* What is needed *
Extract each record and reproduce it exactly.

* Data to use *

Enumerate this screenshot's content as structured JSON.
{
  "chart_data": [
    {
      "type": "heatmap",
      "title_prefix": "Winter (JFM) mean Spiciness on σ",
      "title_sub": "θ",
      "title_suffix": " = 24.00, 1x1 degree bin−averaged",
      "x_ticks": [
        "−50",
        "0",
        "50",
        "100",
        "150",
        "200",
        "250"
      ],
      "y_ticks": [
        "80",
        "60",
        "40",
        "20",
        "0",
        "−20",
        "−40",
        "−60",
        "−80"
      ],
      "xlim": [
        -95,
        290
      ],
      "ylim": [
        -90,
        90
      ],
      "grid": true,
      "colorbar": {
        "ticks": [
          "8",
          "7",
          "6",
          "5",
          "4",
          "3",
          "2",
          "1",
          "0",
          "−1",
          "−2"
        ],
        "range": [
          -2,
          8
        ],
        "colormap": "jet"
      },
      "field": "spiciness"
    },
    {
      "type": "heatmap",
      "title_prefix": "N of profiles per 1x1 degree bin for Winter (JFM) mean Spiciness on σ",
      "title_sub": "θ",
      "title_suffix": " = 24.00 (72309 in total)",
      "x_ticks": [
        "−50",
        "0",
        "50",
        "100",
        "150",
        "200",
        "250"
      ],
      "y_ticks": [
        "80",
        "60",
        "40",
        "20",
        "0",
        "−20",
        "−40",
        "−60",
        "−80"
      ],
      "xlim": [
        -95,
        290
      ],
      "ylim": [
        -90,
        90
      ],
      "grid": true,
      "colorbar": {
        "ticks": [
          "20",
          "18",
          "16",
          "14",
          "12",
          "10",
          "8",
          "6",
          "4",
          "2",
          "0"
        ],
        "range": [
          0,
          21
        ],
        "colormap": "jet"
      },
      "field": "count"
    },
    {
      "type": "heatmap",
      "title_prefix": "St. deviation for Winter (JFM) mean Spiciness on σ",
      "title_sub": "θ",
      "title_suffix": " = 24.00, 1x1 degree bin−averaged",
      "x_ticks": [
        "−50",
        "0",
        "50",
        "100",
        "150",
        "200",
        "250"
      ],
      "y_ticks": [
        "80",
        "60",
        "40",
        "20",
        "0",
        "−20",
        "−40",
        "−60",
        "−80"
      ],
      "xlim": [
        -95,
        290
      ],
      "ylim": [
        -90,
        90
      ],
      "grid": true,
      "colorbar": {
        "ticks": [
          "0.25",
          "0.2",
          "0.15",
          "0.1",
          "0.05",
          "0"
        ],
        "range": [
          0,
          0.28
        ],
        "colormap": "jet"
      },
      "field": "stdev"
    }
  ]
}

* Result of the task *
Enumerate this screenshot's content as structured JSON.
{
  "chart_data": [
    {
      "type": "heatmap",
      "title_prefix": "Winter (JFM) mean Spiciness on σ",
      "title_sub": "θ",
      "title_suffix": " = 24.00, 1x1 degree bin−averaged",
      "x_ticks": [
        "−50",
        "0",
        "50",
        "100",
        "150",
        "200",
        "250"
      ],
      "y_ticks": [
        "80",
        "60",
        "40",
        "20",
        "0",
        "−20",
        "−40",
        "−60",
        "−80"
      ],
      "xlim": [
        -95,
        290
      ],
      "ylim": [
        -90,
        90
      ],
      "grid": true,
      "colorbar": {
        "ticks": [
          "8",
          "7",
          "6",
          "5",
          "4",
          "3",
          "2",
          "1",
          "0",
          "−1",
          "−2"
        ],
        "range": [
          -2,
          8
        ],
        "colormap": "jet"
      },
      "field": "spiciness"
    },
    {
      "type": "heatmap",
      "title_prefix": "N of profiles per 1x1 degree bin for Winter (JFM) mean Spiciness on σ",
      "title_sub": "θ",
      "title_suffix": " = 24.00 (72309 in total)",
      "x_ticks": [
        "−50",
        "0",
        "50",
        "100",
        "150",
        "200",
        "250"
      ],
      "y_ticks": [
        "80",
        "60",
        "40",
        "20",
        "0",
        "−20",
        "−40",
        "−60",
        "−80"
      ],
      "xlim": [
        -95,
        290
      ],
      "ylim": [
        -90,
        90
      ],
      "grid": true,
      "colorbar": {
        "ticks": [
          "20",
          "18",
          "16",
          "14",
          "12",
          "10",
          "8",
          "6",
          "4",
          "2",
          "0"
        ],
        "range": [
          0,
          21
        ],
        "colormap": "jet"
      },
      "field": "count"
    },
    {
      "type": "heatmap",
      "title_prefix": "St. deviation for Winter (JFM) mean Spiciness on σ",
      "title_sub": "θ",
      "title_suffix": " = 24.00, 1x1 degree bin−averaged",
      "x_ticks": [
        "−50",
        "0",
        "50",
        "100",
        "150",
        "200",
        "250"
      ],
      "y_ticks": [
        "80",
        "60",
        "40",
        "20",
        "0",
        "−20",
        "−40",
        "−60",
        "−80"
      ],
      "xlim": [
        -95,
        290
      ],
      "ylim": [
        -90,
        90
      ],
      "grid": true,
      "colorbar": {
        "ticks": [
          "0.25",
          "0.2",
          "0.15",
          "0.1",
          "0.05",
          "0"
        ],
        "range": [
          0,
          0.28
        ],
        "colormap": "jet"
      },
      "field": "stdev"
    }
  ]
}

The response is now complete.